Word for word, repeat the entries, minus the pictures.

|---|

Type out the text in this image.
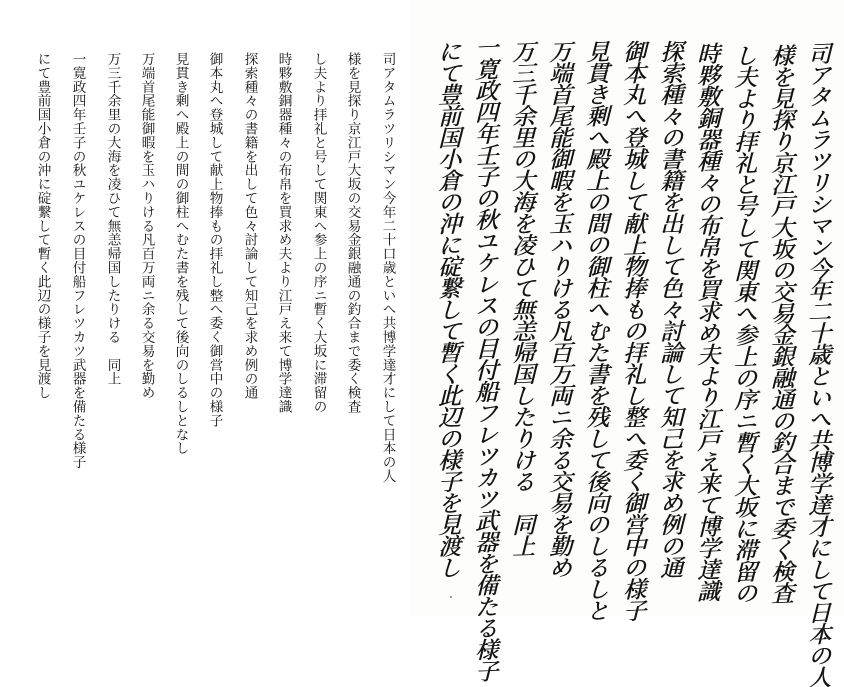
司アタムラツリシマン今年二十口歳といへ共博学達才にして日本の人
様を見探り京江戸大坂の交易金銀融通の釣合まで委く検査
し夫より拝礼と号して関東へ参上の序ニ暫く大坂に滞留の
時夥敷銅器種々の布帛を買求め夫より江戸え来て博学達識
探索種々の書籍を出して色々討論して知己を求め例の通
御本丸へ登城して献上物捧もの拝礼し整へ委く御営中の様子
見貫き剰へ殿上の間の御柱へむた書を残して後向のしるしとなし
万端首尾能御暇を玉ハりける凡百万両ニ余る交易を勤め
万三千余里の大海を凌ひて無恙帰国したりける　同上
一寛政四年壬子の秋ユケレスの目付船フレツカツ武器を備たる様子
にて豊前国小倉の沖に碇繋して暫く此辺の様子を見渡し	司アタムラツリシマン今年二十歳といへ共博学達才にして日本の人
様を見探り京江戸大坂の交易金銀融通の釣合まで委く検査
し夫より拝礼と号して関東へ参上の序ニ暫く大坂に滞留の
時夥敷銅器種々の布帛を買求め夫より江戸え来て博学達識
探索種々の書籍を出して色々討論して知己を求め例の通
御本丸へ登城して献上物捧もの拝礼し整へ委く御営中の様子
見貫き剰へ殿上の間の御柱へむた書を残して後向のしるしと
万端首尾能御暇を玉ハりける凡百万両ニ余る交易を勤め
万三千余里の大海を凌ひて無恙帰国したりける　同上
一寛政四年壬子の秋ユケレスの目付船フレツカツ武器を備たる様子
にて豊前国小倉の沖に碇繋して暫く此辺の様子を見渡し
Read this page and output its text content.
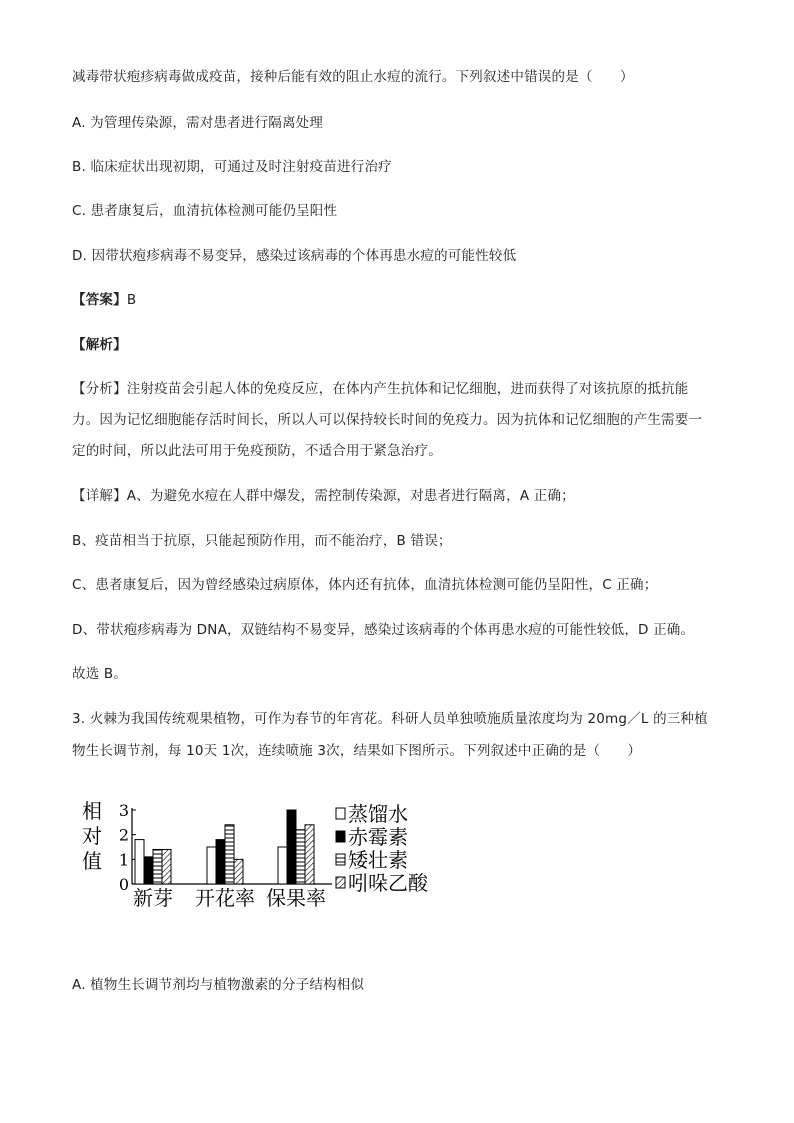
减毒带状疱疹病毒做成疫苗，接种后能有效的阻止水痘的流行。下列叙述中错误的是（　　）
A. 为管理传染源，需对患者进行隔离处理
B. 临床症状出现初期，可通过及时注射疫苗进行治疗
C. 患者康复后，血清抗体检测可能仍呈阳性
D. 因带状疱疹病毒不易变异，感染过该病毒的个体再患水痘的可能性较低
【答案】B
【解析】
【分析】注射疫苗会引起人体的免疫反应，在体内产生抗体和记忆细胞，进而获得了对该抗原的抵抗能
力。因为记忆细胞能存活时间长，所以人可以保持较长时间的免疫力。因为抗体和记忆细胞的产生需要一
定的时间，所以此法可用于免疫预防，不适合用于紧急治疗。
【详解】A、为避免水痘在人群中爆发，需控制传染源，对患者进行隔离，A 正确；
B、疫苗相当于抗原，只能起预防作用，而不能治疗，B 错误；
C、患者康复后，因为曾经感染过病原体，体内还有抗体，血清抗体检测可能仍呈阳性，C 正确；
D、带状疱疹病毒为 DNA，双链结构不易变异，感染过该病毒的个体再患水痘的可能性较低，D 正确。
故选 B。
3. 火棘为我国传统观果植物，可作为春节的年宵花。科研人员单独喷施质量浓度均为 20mg／L 的三种植
物生长调节剂，每 10天 1次，连续喷施 3次，结果如下图所示。下列叙述中正确的是（　　）
相
对
值
0
1
2
3
新芽 开花率 保果率
蒸馏水
赤霉素
矮壮素
吲哚乙酸
A. 植物生长调节剂均与植物激素的分子结构相似
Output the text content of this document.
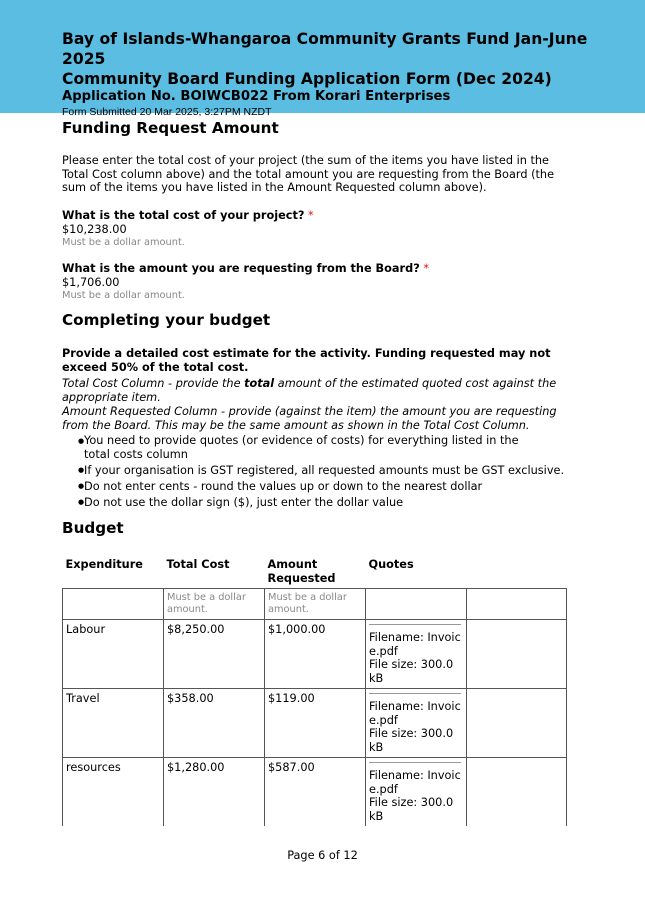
Bay of Islands-Whangaroa Community Grants Fund Jan-June 2025
Community Board Funding Application Form (Dec 2024)
Application No. BOIWCB022 From Korari Enterprises
Form Submitted 20 Mar 2025, 3:27PM NZDT
Funding Request Amount
Please enter the total cost of your project (the sum of the items you have listed in the Total Cost column above) and the total amount you are requesting from the Board (the sum of the items you have listed in the Amount Requested column above).
What is the total cost of your project? *
$10,238.00
Must be a dollar amount.
What is the amount you are requesting from the Board? *
$1,706.00
Must be a dollar amount.
Completing your budget
Provide a detailed cost estimate for the activity. Funding requested may not exceed 50% of the total cost.
Total Cost Column - provide the total amount of the estimated quoted cost against the appropriate item.
Amount Requested Column - provide (against the item) the amount you are requesting from the Board. This may be the same amount as shown in the Total Cost Column.
● You need to provide quotes (or evidence of costs) for everything listed in the total costs column
● If your organisation is GST registered, all requested amounts must be GST exclusive.
● Do not enter cents - round the values up or down to the nearest dollar
● Do not use the dollar sign ($), just enter the dollar value
Budget
Expenditure	Total Cost	Amount Requested	Quotes	
	Must be a dollar amount.	Must be a dollar amount.		
Labour	$8,250.00	$1,000.00	Filename: Invoice.pdf
File size: 300.0 kB	

Travel	$358.00	$119.00	Filename: Invoice.pdf
File size: 300.0 kB	

resources	$1,280.00	$587.00	Filename: Invoice.pdf
File size: 300.0 kB	

Page 6 of 12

|---|

[Task answer]
Type out the text in this image.
司アタムラツリシマン今年二十口歳といへ共博学達才にして日本の人
様を見探り京江戸大坂の交易金銀融通の釣合まで委く検査
し夫より拝礼と号して関東へ参上の序ニ暫く大坂に滞留の
時夥敷銅器種々の布帛を買求め夫より江戸え来て博学達識
探索種々の書籍を出して色々討論して知己を求め例の通
御本丸へ登城して献上物捧もの拝礼し整へ委く御営中の様子
見貫き剰へ殿上の間の御柱へむた書を残して後向のしるしとなし
万端首尾能御暇を玉ハりける凡百万両ニ余る交易を勤め
万三千余里の大海を凌ひて無恙帰国したりける　同上
一寛政四年壬子の秋ユケレスの目付船フレツカツ武器を備たる様子
にて豊前国小倉の沖に碇繋して暫く此辺の様子を見渡し	司アタムラツリシマン今年二十歳といへ共博学達才にして日本の人
様を見探り京江戸大坂の交易金銀融通の釣合まで委く検査
し夫より拝礼と号して関東へ参上の序ニ暫く大坂に滞留の
時夥敷銅器種々の布帛を買求め夫より江戸え来て博学達識
探索種々の書籍を出して色々討論して知己を求め例の通
御本丸へ登城して献上物捧もの拝礼し整へ委く御営中の様子
見貫き剰へ殿上の間の御柱へむた書を残して後向のしるしと
万端首尾能御暇を玉ハりける凡百万両ニ余る交易を勤め
万三千余里の大海を凌ひて無恙帰国したりける　同上
一寛政四年壬子の秋ユケレスの目付船フレツカツ武器を備たる様子
にて豊前国小倉の沖に碇繋して暫く此辺の様子を見渡し
Read this page and output its text content.
减毒带状疱疹病毒做成疫苗，接种后能有效的阻止水痘的流行。下列叙述中错误的是（　　）
A. 为管理传染源，需对患者进行隔离处理
B. 临床症状出现初期，可通过及时注射疫苗进行治疗
C. 患者康复后，血清抗体检测可能仍呈阳性
D. 因带状疱疹病毒不易变异，感染过该病毒的个体再患水痘的可能性较低
【答案】B
【解析】
【分析】注射疫苗会引起人体的免疫反应，在体内产生抗体和记忆细胞，进而获得了对该抗原的抵抗能
力。因为记忆细胞能存活时间长，所以人可以保持较长时间的免疫力。因为抗体和记忆细胞的产生需要一
定的时间，所以此法可用于免疫预防，不适合用于紧急治疗。
【详解】A、为避免水痘在人群中爆发，需控制传染源，对患者进行隔离，A 正确；
B、疫苗相当于抗原，只能起预防作用，而不能治疗，B 错误；
C、患者康复后，因为曾经感染过病原体，体内还有抗体，血清抗体检测可能仍呈阳性，C 正确；
D、带状疱疹病毒为 DNA，双链结构不易变异，感染过该病毒的个体再患水痘的可能性较低，D 正确。
故选 B。
3. 火棘为我国传统观果植物，可作为春节的年宵花。科研人员单独喷施质量浓度均为 20mg／L 的三种植
物生长调节剂，每 10天 1次，连续喷施 3次，结果如下图所示。下列叙述中正确的是（　　）
相
对
值
0
1
2
3
新芽 开花率 保果率
蒸馏水
赤霉素
矮壮素
吲哚乙酸
A. 植物生长调节剂均与植物激素的分子结构相似
Output the text content of this document.
Bay of Islands-Whangaroa Community Grants Fund Jan-June 2025
Community Board Funding Application Form (Dec 2024)
Application No. BOIWCB022 From Korari Enterprises
Form Submitted 20 Mar 2025, 3:27PM NZDT
Funding Request Amount
Please enter the total cost of your project (the sum of the items you have listed in the Total Cost column above) and the total amount you are requesting from the Board (the sum of the items you have listed in the Amount Requested column above).
What is the total cost of your project? *
$10,238.00
Must be a dollar amount.
What is the amount you are requesting from the Board? *
$1,706.00
Must be a dollar amount.
Completing your budget
Provide a detailed cost estimate for the activity. Funding requested may not exceed 50% of the total cost.
Total Cost Column - provide the total amount of the estimated quoted cost against the appropriate item.
Amount Requested Column - provide (against the item) the amount you are requesting from the Board. This may be the same amount as shown in the Total Cost Column.
● You need to provide quotes (or evidence of costs) for everything listed in the total costs column
● If your organisation is GST registered, all requested amounts must be GST exclusive.
● Do not enter cents - round the values up or down to the nearest dollar
● Do not use the dollar sign ($), just enter the dollar value
Budget
Expenditure	Total Cost	Amount Requested	Quotes	
	Must be a dollar amount.	Must be a dollar amount.		
Labour	$8,250.00	$1,000.00	Filename: Invoice.pdf
File size: 300.0 kB	

Travel	$358.00	$119.00	Filename: Invoice.pdf
File size: 300.0 kB	

resources	$1,280.00	$587.00	Filename: Invoice.pdf
File size: 300.0 kB	

Page 6 of 12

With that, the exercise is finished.